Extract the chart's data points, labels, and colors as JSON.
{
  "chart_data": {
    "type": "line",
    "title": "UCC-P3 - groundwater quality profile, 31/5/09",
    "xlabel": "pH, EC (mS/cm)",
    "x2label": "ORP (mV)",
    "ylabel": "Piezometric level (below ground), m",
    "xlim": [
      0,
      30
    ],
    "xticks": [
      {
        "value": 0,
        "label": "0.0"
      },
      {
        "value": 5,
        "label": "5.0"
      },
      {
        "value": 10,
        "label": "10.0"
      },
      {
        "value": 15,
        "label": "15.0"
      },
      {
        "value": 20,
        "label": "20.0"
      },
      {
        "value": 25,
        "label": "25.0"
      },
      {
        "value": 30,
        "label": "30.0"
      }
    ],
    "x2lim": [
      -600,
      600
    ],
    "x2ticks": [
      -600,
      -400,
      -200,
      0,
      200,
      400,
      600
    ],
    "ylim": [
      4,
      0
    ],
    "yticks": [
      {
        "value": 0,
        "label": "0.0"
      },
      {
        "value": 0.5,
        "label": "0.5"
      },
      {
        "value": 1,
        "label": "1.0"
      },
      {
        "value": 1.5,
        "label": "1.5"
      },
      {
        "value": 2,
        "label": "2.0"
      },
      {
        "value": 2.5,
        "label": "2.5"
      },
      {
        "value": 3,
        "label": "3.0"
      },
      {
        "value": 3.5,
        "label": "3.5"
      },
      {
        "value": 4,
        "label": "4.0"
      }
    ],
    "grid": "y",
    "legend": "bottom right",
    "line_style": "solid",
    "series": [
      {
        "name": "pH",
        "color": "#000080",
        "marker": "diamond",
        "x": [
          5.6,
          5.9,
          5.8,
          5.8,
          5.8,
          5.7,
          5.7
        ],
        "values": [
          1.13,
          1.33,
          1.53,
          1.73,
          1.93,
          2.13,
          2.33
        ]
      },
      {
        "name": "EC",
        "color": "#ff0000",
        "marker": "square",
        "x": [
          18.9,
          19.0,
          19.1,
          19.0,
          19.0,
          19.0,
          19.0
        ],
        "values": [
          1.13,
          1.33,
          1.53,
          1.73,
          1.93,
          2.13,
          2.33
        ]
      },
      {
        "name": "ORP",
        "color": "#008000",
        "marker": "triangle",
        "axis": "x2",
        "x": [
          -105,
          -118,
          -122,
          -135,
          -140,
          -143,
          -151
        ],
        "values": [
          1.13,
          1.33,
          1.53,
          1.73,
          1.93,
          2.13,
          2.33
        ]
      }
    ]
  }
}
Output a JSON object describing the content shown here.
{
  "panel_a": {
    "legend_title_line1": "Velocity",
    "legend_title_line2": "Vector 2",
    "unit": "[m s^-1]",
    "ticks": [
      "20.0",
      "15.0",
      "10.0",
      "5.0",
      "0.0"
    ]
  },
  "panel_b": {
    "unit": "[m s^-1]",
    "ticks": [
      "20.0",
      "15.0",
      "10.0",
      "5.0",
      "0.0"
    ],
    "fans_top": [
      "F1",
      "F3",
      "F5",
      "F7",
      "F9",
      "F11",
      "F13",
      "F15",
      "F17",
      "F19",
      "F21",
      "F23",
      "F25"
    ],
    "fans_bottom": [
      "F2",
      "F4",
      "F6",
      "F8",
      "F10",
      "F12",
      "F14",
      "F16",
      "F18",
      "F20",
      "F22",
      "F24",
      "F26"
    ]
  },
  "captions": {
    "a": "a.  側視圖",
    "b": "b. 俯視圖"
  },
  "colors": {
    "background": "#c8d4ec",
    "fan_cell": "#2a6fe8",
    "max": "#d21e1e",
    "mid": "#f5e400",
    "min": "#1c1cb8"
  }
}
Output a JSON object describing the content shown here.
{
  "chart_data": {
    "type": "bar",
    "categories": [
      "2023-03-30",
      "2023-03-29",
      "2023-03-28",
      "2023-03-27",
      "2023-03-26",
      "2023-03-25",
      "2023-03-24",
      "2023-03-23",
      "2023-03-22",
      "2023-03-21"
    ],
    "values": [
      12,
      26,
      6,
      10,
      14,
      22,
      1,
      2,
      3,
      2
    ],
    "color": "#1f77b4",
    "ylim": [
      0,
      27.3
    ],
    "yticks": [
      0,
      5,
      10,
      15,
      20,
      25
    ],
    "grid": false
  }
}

Task statement - Output the records exactly, including every line.

Full answer -
Extract the chart's data points, labels, and colors as JSON.
{
  "chart_data": {
    "type": "line",
    "title": "UCC-P3 - groundwater quality profile, 31/5/09",
    "xlabel": "pH, EC (mS/cm)",
    "x2label": "ORP (mV)",
    "ylabel": "Piezometric level (below ground), m",
    "xlim": [
      0,
      30
    ],
    "xticks": [
      {
        "value": 0,
        "label": "0.0"
      },
      {
        "value": 5,
        "label": "5.0"
      },
      {
        "value": 10,
        "label": "10.0"
      },
      {
        "value": 15,
        "label": "15.0"
      },
      {
        "value": 20,
        "label": "20.0"
      },
      {
        "value": 25,
        "label": "25.0"
      },
      {
        "value": 30,
        "label": "30.0"
      }
    ],
    "x2lim": [
      -600,
      600
    ],
    "x2ticks": [
      -600,
      -400,
      -200,
      0,
      200,
      400,
      600
    ],
    "ylim": [
      4,
      0
    ],
    "yticks": [
      {
        "value": 0,
        "label": "0.0"
      },
      {
        "value": 0.5,
        "label": "0.5"
      },
      {
        "value": 1,
        "label": "1.0"
      },
      {
        "value": 1.5,
        "label": "1.5"
      },
      {
        "value": 2,
        "label": "2.0"
      },
      {
        "value": 2.5,
        "label": "2.5"
      },
      {
        "value": 3,
        "label": "3.0"
      },
      {
        "value": 3.5,
        "label": "3.5"
      },
      {
        "value": 4,
        "label": "4.0"
      }
    ],
    "grid": "y",
    "legend": "bottom right",
    "line_style": "solid",
    "series": [
      {
        "name": "pH",
        "color": "#000080",
        "marker": "diamond",
        "x": [
          5.6,
          5.9,
          5.8,
          5.8,
          5.8,
          5.7,
          5.7
        ],
        "values": [
          1.13,
          1.33,
          1.53,
          1.73,
          1.93,
          2.13,
          2.33
        ]
      },
      {
        "name": "EC",
        "color": "#ff0000",
        "marker": "square",
        "x": [
          18.9,
          19.0,
          19.1,
          19.0,
          19.0,
          19.0,
          19.0
        ],
        "values": [
          1.13,
          1.33,
          1.53,
          1.73,
          1.93,
          2.13,
          2.33
        ]
      },
      {
        "name": "ORP",
        "color": "#008000",
        "marker": "triangle",
        "axis": "x2",
        "x": [
          -105,
          -118,
          -122,
          -135,
          -140,
          -143,
          -151
        ],
        "values": [
          1.13,
          1.33,
          1.53,
          1.73,
          1.93,
          2.13,
          2.33
        ]
      }
    ]
  }
}
Output a JSON object describing the content shown here.
{
  "panel_a": {
    "legend_title_line1": "Velocity",
    "legend_title_line2": "Vector 2",
    "unit": "[m s^-1]",
    "ticks": [
      "20.0",
      "15.0",
      "10.0",
      "5.0",
      "0.0"
    ]
  },
  "panel_b": {
    "unit": "[m s^-1]",
    "ticks": [
      "20.0",
      "15.0",
      "10.0",
      "5.0",
      "0.0"
    ],
    "fans_top": [
      "F1",
      "F3",
      "F5",
      "F7",
      "F9",
      "F11",
      "F13",
      "F15",
      "F17",
      "F19",
      "F21",
      "F23",
      "F25"
    ],
    "fans_bottom": [
      "F2",
      "F4",
      "F6",
      "F8",
      "F10",
      "F12",
      "F14",
      "F16",
      "F18",
      "F20",
      "F22",
      "F24",
      "F26"
    ]
  },
  "captions": {
    "a": "a.  側視圖",
    "b": "b. 俯視圖"
  },
  "colors": {
    "background": "#c8d4ec",
    "fan_cell": "#2a6fe8",
    "max": "#d21e1e",
    "mid": "#f5e400",
    "min": "#1c1cb8"
  }
}
Output a JSON object describing the content shown here.
{
  "chart_data": {
    "type": "bar",
    "categories": [
      "2023-03-30",
      "2023-03-29",
      "2023-03-28",
      "2023-03-27",
      "2023-03-26",
      "2023-03-25",
      "2023-03-24",
      "2023-03-23",
      "2023-03-22",
      "2023-03-21"
    ],
    "values": [
      12,
      26,
      6,
      10,
      14,
      22,
      1,
      2,
      3,
      2
    ],
    "color": "#1f77b4",
    "ylim": [
      0,
      27.3
    ],
    "yticks": [
      0,
      5,
      10,
      15,
      20,
      25
    ],
    "grid": false
  }
}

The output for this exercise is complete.